## [PROBLEM TO SOLVE]
The data below must be copied in full and without any change.

Lines of data:
● ● ● ● ●
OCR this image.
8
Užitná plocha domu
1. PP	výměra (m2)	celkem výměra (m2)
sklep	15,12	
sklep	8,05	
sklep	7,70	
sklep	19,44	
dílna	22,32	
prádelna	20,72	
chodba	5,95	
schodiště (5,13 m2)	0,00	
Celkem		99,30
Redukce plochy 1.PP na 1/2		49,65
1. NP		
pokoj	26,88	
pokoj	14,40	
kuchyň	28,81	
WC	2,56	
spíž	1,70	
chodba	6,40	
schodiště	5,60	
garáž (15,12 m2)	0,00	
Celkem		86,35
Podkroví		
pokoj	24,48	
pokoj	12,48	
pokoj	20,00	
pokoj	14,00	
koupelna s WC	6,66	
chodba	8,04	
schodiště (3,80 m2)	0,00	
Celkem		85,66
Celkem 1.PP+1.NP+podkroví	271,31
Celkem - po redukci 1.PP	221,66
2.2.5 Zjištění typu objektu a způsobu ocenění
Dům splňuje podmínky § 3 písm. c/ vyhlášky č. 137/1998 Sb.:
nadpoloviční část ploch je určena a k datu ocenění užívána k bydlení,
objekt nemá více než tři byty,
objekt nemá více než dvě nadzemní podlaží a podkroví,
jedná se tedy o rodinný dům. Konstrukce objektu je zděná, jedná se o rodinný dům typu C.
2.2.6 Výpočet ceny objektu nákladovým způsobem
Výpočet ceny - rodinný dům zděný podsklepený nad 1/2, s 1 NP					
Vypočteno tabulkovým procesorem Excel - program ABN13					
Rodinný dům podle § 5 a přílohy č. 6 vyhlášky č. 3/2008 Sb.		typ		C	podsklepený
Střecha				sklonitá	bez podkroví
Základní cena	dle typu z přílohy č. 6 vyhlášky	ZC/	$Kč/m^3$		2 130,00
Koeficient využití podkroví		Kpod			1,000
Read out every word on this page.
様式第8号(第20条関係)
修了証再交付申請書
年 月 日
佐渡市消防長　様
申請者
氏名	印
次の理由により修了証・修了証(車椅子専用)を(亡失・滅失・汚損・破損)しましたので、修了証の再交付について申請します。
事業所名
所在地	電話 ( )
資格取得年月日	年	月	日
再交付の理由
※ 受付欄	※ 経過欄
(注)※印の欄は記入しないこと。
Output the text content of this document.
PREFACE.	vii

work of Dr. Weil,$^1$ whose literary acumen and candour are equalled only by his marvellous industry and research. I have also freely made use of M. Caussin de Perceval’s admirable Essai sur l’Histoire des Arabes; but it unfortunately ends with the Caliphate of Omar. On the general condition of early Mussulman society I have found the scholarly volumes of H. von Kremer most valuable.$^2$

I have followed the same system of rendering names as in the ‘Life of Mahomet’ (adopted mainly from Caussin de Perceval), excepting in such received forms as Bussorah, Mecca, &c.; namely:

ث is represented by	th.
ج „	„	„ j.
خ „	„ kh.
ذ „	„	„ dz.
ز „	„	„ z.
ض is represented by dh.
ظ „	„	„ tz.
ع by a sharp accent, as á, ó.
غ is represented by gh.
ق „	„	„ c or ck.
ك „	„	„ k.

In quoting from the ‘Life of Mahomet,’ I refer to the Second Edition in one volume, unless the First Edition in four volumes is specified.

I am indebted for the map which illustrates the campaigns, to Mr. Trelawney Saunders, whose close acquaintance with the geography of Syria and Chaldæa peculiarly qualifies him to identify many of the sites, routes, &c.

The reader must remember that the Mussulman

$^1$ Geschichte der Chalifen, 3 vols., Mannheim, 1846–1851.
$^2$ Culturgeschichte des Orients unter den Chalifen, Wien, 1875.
● ● ● ● ●
## [COMPLETE ANSWER]
OCR this image.
8
Užitná plocha domu
1. PP	výměra (m2)	celkem výměra (m2)
sklep	15,12	
sklep	8,05	
sklep	7,70	
sklep	19,44	
dílna	22,32	
prádelna	20,72	
chodba	5,95	
schodiště (5,13 m2)	0,00	
Celkem		99,30
Redukce plochy 1.PP na 1/2		49,65
1. NP		
pokoj	26,88	
pokoj	14,40	
kuchyň	28,81	
WC	2,56	
spíž	1,70	
chodba	6,40	
schodiště	5,60	
garáž (15,12 m2)	0,00	
Celkem		86,35
Podkroví		
pokoj	24,48	
pokoj	12,48	
pokoj	20,00	
pokoj	14,00	
koupelna s WC	6,66	
chodba	8,04	
schodiště (3,80 m2)	0,00	
Celkem		85,66
Celkem 1.PP+1.NP+podkroví	271,31
Celkem - po redukci 1.PP	221,66
2.2.5 Zjištění typu objektu a způsobu ocenění
Dům splňuje podmínky § 3 písm. c/ vyhlášky č. 137/1998 Sb.:
nadpoloviční část ploch je určena a k datu ocenění užívána k bydlení,
objekt nemá více než tři byty,
objekt nemá více než dvě nadzemní podlaží a podkroví,
jedná se tedy o rodinný dům. Konstrukce objektu je zděná, jedná se o rodinný dům typu C.
2.2.6 Výpočet ceny objektu nákladovým způsobem
Výpočet ceny - rodinný dům zděný podsklepený nad 1/2, s 1 NP					
Vypočteno tabulkovým procesorem Excel - program ABN13					
Rodinný dům podle § 5 a přílohy č. 6 vyhlášky č. 3/2008 Sb.		typ		C	podsklepený
Střecha				sklonitá	bez podkroví
Základní cena	dle typu z přílohy č. 6 vyhlášky	ZC/	$Kč/m^3$		2 130,00
Koeficient využití podkroví		Kpod			1,000
Read out every word on this page.
様式第8号(第20条関係)
修了証再交付申請書
年 月 日
佐渡市消防長　様
申請者
氏名	印
次の理由により修了証・修了証(車椅子専用)を(亡失・滅失・汚損・破損)しましたので、修了証の再交付について申請します。
事業所名
所在地	電話 ( )
資格取得年月日	年	月	日
再交付の理由
※ 受付欄	※ 経過欄
(注)※印の欄は記入しないこと。
Output the text content of this document.
PREFACE.	vii

work of Dr. Weil,$^1$ whose literary acumen and candour are equalled only by his marvellous industry and research. I have also freely made use of M. Caussin de Perceval’s admirable Essai sur l’Histoire des Arabes; but it unfortunately ends with the Caliphate of Omar. On the general condition of early Mussulman society I have found the scholarly volumes of H. von Kremer most valuable.$^2$

I have followed the same system of rendering names as in the ‘Life of Mahomet’ (adopted mainly from Caussin de Perceval), excepting in such received forms as Bussorah, Mecca, &c.; namely:

ث is represented by	th.
ج „	„	„ j.
خ „	„ kh.
ذ „	„	„ dz.
ز „	„	„ z.
ض is represented by dh.
ظ „	„	„ tz.
ع by a sharp accent, as á, ó.
غ is represented by gh.
ق „	„	„ c or ck.
ك „	„	„ k.

In quoting from the ‘Life of Mahomet,’ I refer to the Second Edition in one volume, unless the First Edition in four volumes is specified.

I am indebted for the map which illustrates the campaigns, to Mr. Trelawney Saunders, whose close acquaintance with the geography of Syria and Chaldæa peculiarly qualifies him to identify many of the sites, routes, &c.

The reader must remember that the Mussulman

$^1$ Geschichte der Chalifen, 3 vols., Mannheim, 1846–1851.
$^2$ Culturgeschichte des Orients unter den Chalifen, Wien, 1875.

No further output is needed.